[Start of Task inputs]

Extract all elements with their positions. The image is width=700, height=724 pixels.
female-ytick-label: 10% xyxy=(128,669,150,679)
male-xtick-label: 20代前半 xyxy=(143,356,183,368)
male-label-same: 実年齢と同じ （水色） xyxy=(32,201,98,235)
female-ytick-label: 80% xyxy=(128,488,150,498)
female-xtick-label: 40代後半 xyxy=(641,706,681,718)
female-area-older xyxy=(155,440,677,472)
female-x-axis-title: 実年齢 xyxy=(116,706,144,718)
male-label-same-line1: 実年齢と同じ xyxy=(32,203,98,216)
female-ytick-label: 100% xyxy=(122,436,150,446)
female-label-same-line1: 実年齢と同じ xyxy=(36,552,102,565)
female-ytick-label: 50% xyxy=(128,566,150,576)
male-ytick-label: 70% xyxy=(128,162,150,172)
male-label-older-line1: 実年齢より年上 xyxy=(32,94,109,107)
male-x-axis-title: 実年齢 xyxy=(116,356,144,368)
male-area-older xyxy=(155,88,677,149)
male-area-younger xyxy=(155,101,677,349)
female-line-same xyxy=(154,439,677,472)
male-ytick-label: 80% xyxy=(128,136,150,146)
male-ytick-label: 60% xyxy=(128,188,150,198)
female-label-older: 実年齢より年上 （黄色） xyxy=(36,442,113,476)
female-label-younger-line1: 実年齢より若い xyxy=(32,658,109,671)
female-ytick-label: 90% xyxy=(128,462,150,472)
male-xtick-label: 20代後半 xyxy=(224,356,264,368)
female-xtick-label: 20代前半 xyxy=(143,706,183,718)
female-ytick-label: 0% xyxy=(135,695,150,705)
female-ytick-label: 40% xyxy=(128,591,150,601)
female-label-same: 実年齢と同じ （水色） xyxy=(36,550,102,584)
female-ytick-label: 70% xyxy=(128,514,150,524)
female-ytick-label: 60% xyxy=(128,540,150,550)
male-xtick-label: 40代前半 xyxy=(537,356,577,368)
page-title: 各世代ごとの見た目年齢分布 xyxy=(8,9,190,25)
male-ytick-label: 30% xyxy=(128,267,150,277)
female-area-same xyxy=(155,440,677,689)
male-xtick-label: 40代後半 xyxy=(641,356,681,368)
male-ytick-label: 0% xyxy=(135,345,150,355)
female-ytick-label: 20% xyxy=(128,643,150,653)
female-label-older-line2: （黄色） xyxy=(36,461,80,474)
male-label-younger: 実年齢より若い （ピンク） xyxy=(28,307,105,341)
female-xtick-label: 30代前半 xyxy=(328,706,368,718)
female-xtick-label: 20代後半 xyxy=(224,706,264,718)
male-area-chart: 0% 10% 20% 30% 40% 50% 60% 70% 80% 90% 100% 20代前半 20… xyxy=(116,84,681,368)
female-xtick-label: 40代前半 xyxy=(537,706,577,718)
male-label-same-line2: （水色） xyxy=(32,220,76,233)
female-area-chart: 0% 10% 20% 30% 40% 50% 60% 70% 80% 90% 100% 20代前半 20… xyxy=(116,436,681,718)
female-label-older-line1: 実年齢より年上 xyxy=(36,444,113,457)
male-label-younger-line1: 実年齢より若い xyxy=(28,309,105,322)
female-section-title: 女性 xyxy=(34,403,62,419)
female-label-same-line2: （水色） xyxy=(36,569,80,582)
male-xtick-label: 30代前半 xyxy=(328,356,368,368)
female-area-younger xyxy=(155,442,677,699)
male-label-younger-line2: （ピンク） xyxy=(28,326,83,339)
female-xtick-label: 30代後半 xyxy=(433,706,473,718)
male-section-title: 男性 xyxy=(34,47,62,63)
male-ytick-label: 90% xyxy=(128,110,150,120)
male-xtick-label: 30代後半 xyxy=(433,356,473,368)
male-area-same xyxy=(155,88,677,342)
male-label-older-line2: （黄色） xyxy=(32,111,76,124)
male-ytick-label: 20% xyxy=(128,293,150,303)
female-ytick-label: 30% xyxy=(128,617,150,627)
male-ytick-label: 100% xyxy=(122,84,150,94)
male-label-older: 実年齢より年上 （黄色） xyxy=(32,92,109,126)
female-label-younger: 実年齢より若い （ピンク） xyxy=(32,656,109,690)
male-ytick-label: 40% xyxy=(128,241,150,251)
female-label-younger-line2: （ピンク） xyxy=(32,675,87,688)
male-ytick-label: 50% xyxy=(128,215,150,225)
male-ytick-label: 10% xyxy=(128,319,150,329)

[End of Task inputs]

● Job: Copy every line of the records above, character for character.

● Answer to the exercise:
Extract all elements with their positions. The image is width=700, height=724 pixels.
female-ytick-label: 10% xyxy=(128,669,150,679)
male-xtick-label: 20代前半 xyxy=(143,356,183,368)
male-label-same: 実年齢と同じ （水色） xyxy=(32,201,98,235)
female-ytick-label: 80% xyxy=(128,488,150,498)
female-xtick-label: 40代後半 xyxy=(641,706,681,718)
female-area-older xyxy=(155,440,677,472)
female-x-axis-title: 実年齢 xyxy=(116,706,144,718)
male-label-same-line1: 実年齢と同じ xyxy=(32,203,98,216)
female-ytick-label: 100% xyxy=(122,436,150,446)
female-label-same-line1: 実年齢と同じ xyxy=(36,552,102,565)
female-ytick-label: 50% xyxy=(128,566,150,576)
male-ytick-label: 70% xyxy=(128,162,150,172)
male-label-older-line1: 実年齢より年上 xyxy=(32,94,109,107)
male-x-axis-title: 実年齢 xyxy=(116,356,144,368)
male-area-older xyxy=(155,88,677,149)
male-area-younger xyxy=(155,101,677,349)
female-line-same xyxy=(154,439,677,472)
male-ytick-label: 80% xyxy=(128,136,150,146)
male-ytick-label: 60% xyxy=(128,188,150,198)
female-label-older: 実年齢より年上 （黄色） xyxy=(36,442,113,476)
female-label-younger-line1: 実年齢より若い xyxy=(32,658,109,671)
female-ytick-label: 90% xyxy=(128,462,150,472)
male-xtick-label: 20代後半 xyxy=(224,356,264,368)
female-xtick-label: 20代前半 xyxy=(143,706,183,718)
female-ytick-label: 0% xyxy=(135,695,150,705)
female-ytick-label: 40% xyxy=(128,591,150,601)
female-label-same: 実年齢と同じ （水色） xyxy=(36,550,102,584)
female-ytick-label: 70% xyxy=(128,514,150,524)
female-ytick-label: 60% xyxy=(128,540,150,550)
male-xtick-label: 40代前半 xyxy=(537,356,577,368)
page-title: 各世代ごとの見た目年齢分布 xyxy=(8,9,190,25)
male-ytick-label: 30% xyxy=(128,267,150,277)
female-area-same xyxy=(155,440,677,689)
male-xtick-label: 40代後半 xyxy=(641,356,681,368)
male-ytick-label: 0% xyxy=(135,345,150,355)
female-ytick-label: 20% xyxy=(128,643,150,653)
female-label-older-line2: （黄色） xyxy=(36,461,80,474)
male-label-younger: 実年齢より若い （ピンク） xyxy=(28,307,105,341)
female-xtick-label: 30代前半 xyxy=(328,706,368,718)
female-xtick-label: 20代後半 xyxy=(224,706,264,718)
male-area-chart: 0% 10% 20% 30% 40% 50% 60% 70% 80% 90% 100% 20代前半 20… xyxy=(116,84,681,368)
female-xtick-label: 40代前半 xyxy=(537,706,577,718)
male-label-same-line2: （水色） xyxy=(32,220,76,233)
female-area-chart: 0% 10% 20% 30% 40% 50% 60% 70% 80% 90% 100% 20代前半 20… xyxy=(116,436,681,718)
female-label-older-line1: 実年齢より年上 xyxy=(36,444,113,457)
male-label-younger-line1: 実年齢より若い xyxy=(28,309,105,322)
female-section-title: 女性 xyxy=(34,403,62,419)
female-label-same-line2: （水色） xyxy=(36,569,80,582)
male-xtick-label: 30代前半 xyxy=(328,356,368,368)
female-area-younger xyxy=(155,442,677,699)
male-label-younger-line2: （ピンク） xyxy=(28,326,83,339)
female-xtick-label: 30代後半 xyxy=(433,706,473,718)
male-section-title: 男性 xyxy=(34,47,62,63)
male-ytick-label: 90% xyxy=(128,110,150,120)
male-xtick-label: 30代後半 xyxy=(433,356,473,368)
male-area-same xyxy=(155,88,677,342)
male-label-older-line2: （黄色） xyxy=(32,111,76,124)
male-ytick-label: 20% xyxy=(128,293,150,303)
female-ytick-label: 30% xyxy=(128,617,150,627)
male-ytick-label: 100% xyxy=(122,84,150,94)
male-label-older: 実年齢より年上 （黄色） xyxy=(32,92,109,126)
female-label-younger: 実年齢より若い （ピンク） xyxy=(32,656,109,690)
male-ytick-label: 40% xyxy=(128,241,150,251)
female-label-younger-line2: （ピンク） xyxy=(32,675,87,688)
male-ytick-label: 50% xyxy=(128,215,150,225)
male-ytick-label: 10% xyxy=(128,319,150,329)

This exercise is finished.